# Excerpted data
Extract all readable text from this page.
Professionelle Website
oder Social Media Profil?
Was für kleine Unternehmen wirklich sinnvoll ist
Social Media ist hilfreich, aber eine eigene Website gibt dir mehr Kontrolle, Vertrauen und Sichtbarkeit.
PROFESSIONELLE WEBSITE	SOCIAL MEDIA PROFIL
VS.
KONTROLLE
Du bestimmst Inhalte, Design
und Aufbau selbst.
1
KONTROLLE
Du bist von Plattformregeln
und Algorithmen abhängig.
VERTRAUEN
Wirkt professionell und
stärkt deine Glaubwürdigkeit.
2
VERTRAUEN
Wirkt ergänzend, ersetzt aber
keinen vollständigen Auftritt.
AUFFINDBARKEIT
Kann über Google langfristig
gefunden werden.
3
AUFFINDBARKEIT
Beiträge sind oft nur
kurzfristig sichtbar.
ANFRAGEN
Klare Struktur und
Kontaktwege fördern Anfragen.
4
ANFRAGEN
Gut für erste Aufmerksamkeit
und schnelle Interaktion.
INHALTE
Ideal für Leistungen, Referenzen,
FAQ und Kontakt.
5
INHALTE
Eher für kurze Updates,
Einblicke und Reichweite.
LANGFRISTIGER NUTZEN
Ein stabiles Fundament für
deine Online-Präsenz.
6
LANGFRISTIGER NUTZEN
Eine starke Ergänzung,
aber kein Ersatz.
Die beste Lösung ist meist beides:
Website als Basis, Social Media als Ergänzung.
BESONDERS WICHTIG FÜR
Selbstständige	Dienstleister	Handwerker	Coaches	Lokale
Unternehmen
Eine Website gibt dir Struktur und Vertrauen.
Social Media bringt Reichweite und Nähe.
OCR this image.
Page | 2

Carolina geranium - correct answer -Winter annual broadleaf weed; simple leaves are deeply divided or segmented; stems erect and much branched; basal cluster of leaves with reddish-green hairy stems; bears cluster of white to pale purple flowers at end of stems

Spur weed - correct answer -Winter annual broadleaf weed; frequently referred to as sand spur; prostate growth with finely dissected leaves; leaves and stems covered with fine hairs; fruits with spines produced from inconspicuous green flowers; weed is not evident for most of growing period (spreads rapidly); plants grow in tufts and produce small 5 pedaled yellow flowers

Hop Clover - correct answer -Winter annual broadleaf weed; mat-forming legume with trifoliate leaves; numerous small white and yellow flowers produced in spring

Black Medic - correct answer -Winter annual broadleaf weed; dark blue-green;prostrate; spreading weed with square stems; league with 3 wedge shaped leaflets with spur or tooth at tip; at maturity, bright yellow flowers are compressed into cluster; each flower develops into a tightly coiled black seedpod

# Work to be completed
Exactly as shown, repeat every record.

# Answer to the task
Extract all readable text from this page.
Professionelle Website
oder Social Media Profil?
Was für kleine Unternehmen wirklich sinnvoll ist
Social Media ist hilfreich, aber eine eigene Website gibt dir mehr Kontrolle, Vertrauen und Sichtbarkeit.
PROFESSIONELLE WEBSITE	SOCIAL MEDIA PROFIL
VS.
KONTROLLE
Du bestimmst Inhalte, Design
und Aufbau selbst.
1
KONTROLLE
Du bist von Plattformregeln
und Algorithmen abhängig.
VERTRAUEN
Wirkt professionell und
stärkt deine Glaubwürdigkeit.
2
VERTRAUEN
Wirkt ergänzend, ersetzt aber
keinen vollständigen Auftritt.
AUFFINDBARKEIT
Kann über Google langfristig
gefunden werden.
3
AUFFINDBARKEIT
Beiträge sind oft nur
kurzfristig sichtbar.
ANFRAGEN
Klare Struktur und
Kontaktwege fördern Anfragen.
4
ANFRAGEN
Gut für erste Aufmerksamkeit
und schnelle Interaktion.
INHALTE
Ideal für Leistungen, Referenzen,
FAQ und Kontakt.
5
INHALTE
Eher für kurze Updates,
Einblicke und Reichweite.
LANGFRISTIGER NUTZEN
Ein stabiles Fundament für
deine Online-Präsenz.
6
LANGFRISTIGER NUTZEN
Eine starke Ergänzung,
aber kein Ersatz.
Die beste Lösung ist meist beides:
Website als Basis, Social Media als Ergänzung.
BESONDERS WICHTIG FÜR
Selbstständige	Dienstleister	Handwerker	Coaches	Lokale
Unternehmen
Eine Website gibt dir Struktur und Vertrauen.
Social Media bringt Reichweite und Nähe.
OCR this image.
Page | 2

Carolina geranium - correct answer -Winter annual broadleaf weed; simple leaves are deeply divided or segmented; stems erect and much branched; basal cluster of leaves with reddish-green hairy stems; bears cluster of white to pale purple flowers at end of stems

Spur weed - correct answer -Winter annual broadleaf weed; frequently referred to as sand spur; prostate growth with finely dissected leaves; leaves and stems covered with fine hairs; fruits with spines produced from inconspicuous green flowers; weed is not evident for most of growing period (spreads rapidly); plants grow in tufts and produce small 5 pedaled yellow flowers

Hop Clover - correct answer -Winter annual broadleaf weed; mat-forming legume with trifoliate leaves; numerous small white and yellow flowers produced in spring

Black Medic - correct answer -Winter annual broadleaf weed; dark blue-green;prostrate; spreading weed with square stems; league with 3 wedge shaped leaflets with spur or tooth at tip; at maturity, bright yellow flowers are compressed into cluster; each flower develops into a tightly coiled black seedpod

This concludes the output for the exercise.